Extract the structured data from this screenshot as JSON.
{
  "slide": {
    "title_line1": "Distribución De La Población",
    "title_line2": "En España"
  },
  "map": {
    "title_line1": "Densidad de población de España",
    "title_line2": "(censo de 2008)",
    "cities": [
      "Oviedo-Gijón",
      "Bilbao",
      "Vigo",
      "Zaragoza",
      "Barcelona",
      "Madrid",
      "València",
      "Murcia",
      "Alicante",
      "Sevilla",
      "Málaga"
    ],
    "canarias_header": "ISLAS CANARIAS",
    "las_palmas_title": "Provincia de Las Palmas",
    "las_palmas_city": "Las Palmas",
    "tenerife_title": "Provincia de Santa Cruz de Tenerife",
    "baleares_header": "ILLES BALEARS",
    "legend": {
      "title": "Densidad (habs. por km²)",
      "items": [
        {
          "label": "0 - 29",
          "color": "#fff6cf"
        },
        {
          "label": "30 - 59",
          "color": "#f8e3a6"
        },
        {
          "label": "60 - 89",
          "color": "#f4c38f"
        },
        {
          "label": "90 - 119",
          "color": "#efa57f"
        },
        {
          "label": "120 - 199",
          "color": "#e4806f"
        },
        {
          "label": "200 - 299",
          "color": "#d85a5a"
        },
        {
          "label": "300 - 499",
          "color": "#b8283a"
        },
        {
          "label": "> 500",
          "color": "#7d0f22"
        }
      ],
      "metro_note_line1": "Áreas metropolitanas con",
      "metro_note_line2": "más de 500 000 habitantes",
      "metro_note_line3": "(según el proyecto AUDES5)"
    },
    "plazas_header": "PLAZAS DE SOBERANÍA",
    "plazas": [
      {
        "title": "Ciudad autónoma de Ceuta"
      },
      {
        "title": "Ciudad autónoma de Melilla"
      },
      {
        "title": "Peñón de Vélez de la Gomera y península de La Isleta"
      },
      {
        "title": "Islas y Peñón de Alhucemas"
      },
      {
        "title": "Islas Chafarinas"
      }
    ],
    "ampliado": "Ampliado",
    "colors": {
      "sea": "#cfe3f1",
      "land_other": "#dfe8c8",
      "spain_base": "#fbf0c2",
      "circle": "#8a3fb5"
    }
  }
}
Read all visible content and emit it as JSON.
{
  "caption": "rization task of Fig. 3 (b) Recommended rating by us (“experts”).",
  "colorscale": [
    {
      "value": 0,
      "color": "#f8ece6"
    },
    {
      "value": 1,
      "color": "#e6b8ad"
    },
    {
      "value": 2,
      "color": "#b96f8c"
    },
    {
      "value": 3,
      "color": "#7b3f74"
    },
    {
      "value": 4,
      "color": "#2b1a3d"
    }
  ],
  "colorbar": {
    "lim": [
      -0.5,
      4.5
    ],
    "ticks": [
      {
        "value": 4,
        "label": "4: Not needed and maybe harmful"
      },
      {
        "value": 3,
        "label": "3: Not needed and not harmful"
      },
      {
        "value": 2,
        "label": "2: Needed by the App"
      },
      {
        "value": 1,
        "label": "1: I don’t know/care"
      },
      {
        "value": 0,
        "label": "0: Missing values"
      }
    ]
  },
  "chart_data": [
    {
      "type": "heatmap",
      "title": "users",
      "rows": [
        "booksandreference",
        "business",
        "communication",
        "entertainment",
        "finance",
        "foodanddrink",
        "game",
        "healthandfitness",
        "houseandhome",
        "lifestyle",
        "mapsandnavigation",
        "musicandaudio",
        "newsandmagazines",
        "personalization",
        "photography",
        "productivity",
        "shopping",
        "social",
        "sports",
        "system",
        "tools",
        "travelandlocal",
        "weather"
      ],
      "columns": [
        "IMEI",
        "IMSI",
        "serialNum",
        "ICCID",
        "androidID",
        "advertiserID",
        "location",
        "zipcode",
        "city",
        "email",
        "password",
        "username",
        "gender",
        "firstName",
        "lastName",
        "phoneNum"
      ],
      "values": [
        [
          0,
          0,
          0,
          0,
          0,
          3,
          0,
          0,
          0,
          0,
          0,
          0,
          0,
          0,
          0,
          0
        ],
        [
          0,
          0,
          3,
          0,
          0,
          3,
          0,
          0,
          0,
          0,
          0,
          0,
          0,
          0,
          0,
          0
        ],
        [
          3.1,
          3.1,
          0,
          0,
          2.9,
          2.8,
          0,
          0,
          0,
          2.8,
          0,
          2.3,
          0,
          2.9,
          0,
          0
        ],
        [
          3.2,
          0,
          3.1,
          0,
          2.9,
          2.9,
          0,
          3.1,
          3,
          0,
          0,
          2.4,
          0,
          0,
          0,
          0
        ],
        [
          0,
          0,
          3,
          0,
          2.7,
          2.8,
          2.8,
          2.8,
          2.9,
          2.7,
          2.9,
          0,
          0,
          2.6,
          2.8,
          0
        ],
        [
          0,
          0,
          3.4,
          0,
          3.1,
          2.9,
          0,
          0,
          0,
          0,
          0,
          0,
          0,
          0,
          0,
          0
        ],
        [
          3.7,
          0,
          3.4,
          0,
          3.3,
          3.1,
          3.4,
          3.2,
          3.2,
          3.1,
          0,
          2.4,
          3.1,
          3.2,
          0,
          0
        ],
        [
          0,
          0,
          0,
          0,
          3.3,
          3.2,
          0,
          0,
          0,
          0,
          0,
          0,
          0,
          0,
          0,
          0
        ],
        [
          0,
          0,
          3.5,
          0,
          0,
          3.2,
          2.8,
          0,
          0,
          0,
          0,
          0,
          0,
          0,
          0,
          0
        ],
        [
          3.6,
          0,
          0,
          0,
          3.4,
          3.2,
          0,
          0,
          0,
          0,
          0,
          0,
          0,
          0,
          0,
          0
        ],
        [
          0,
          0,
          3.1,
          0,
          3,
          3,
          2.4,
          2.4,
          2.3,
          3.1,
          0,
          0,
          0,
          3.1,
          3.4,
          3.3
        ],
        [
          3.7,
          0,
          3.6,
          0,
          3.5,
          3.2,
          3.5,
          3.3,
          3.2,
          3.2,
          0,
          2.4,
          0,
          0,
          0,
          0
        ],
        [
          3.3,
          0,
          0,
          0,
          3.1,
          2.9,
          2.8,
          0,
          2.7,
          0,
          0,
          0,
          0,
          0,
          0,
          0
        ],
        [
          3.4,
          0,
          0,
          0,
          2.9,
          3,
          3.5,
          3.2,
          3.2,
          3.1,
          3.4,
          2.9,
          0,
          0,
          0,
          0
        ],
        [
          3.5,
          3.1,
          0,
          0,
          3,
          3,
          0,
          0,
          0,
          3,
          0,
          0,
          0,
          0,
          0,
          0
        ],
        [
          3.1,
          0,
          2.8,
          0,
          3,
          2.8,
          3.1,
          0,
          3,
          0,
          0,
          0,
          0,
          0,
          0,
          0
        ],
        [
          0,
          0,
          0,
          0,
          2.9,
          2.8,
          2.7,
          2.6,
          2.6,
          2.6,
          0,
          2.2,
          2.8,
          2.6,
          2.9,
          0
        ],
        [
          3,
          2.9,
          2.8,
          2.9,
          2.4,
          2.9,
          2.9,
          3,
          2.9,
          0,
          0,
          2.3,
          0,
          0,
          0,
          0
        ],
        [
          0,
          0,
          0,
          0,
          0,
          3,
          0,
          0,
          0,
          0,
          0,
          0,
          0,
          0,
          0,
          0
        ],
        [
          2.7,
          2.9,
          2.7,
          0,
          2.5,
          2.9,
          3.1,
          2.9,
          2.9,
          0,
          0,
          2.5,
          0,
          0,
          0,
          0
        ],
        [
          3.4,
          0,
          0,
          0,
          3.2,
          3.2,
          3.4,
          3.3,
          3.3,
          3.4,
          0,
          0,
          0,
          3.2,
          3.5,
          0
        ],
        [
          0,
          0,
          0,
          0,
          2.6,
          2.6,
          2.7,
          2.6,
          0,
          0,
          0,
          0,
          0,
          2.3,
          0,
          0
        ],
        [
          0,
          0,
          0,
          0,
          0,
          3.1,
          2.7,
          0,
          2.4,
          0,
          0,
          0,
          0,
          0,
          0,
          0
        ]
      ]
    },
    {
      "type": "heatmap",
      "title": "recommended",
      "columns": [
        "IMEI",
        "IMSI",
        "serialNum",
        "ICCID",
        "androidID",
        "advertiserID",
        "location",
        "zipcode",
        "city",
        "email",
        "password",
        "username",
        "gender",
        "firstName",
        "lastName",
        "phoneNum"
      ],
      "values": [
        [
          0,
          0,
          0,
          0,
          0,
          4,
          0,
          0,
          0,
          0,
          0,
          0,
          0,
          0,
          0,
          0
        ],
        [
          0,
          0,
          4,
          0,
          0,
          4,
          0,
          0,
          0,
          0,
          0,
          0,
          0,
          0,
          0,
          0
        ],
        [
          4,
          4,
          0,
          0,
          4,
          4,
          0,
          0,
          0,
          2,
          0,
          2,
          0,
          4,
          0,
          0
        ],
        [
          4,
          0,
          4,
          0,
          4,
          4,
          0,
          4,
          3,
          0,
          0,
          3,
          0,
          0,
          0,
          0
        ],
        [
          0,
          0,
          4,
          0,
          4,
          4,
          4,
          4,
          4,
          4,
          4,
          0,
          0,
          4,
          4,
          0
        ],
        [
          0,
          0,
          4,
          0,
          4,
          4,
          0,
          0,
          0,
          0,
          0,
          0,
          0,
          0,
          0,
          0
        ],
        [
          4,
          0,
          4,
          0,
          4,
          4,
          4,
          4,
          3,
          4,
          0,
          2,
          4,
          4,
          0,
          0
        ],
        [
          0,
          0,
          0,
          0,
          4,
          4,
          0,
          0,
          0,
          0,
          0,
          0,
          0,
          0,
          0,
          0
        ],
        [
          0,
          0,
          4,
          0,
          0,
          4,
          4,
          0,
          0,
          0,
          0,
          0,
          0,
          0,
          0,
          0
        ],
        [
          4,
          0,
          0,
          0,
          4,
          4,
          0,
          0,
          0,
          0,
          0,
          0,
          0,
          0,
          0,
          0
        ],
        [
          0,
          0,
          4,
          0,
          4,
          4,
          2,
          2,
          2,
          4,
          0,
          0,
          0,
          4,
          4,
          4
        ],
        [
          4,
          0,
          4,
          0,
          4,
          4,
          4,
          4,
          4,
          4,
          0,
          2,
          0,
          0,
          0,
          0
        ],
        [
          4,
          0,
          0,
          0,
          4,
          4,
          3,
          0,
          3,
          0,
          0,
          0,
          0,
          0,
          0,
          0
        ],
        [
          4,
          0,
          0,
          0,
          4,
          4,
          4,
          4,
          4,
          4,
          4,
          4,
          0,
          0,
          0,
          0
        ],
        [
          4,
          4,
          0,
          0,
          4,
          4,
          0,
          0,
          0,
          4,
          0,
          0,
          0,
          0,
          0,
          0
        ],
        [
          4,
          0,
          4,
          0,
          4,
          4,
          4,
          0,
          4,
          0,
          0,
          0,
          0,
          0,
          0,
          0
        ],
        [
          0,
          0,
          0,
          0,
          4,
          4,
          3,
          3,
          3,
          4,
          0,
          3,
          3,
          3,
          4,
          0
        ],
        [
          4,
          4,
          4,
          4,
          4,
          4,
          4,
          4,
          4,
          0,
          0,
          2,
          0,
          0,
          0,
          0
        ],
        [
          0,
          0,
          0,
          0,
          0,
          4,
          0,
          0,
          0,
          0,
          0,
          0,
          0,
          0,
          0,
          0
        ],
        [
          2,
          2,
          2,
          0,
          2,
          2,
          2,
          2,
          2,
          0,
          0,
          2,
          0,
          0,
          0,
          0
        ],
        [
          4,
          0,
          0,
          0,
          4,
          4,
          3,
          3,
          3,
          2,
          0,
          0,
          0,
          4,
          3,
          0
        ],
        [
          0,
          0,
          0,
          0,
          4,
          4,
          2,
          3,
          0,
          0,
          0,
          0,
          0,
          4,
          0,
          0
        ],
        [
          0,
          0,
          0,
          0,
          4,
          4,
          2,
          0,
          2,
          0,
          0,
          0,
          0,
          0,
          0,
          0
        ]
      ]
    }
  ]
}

_ _ _

- [What you will do]
Select every line of the material above holding the word "España" and copy it.

- [Correct result]
    "title_line2": "En España"
    "title_line1": "Densidad de población de España",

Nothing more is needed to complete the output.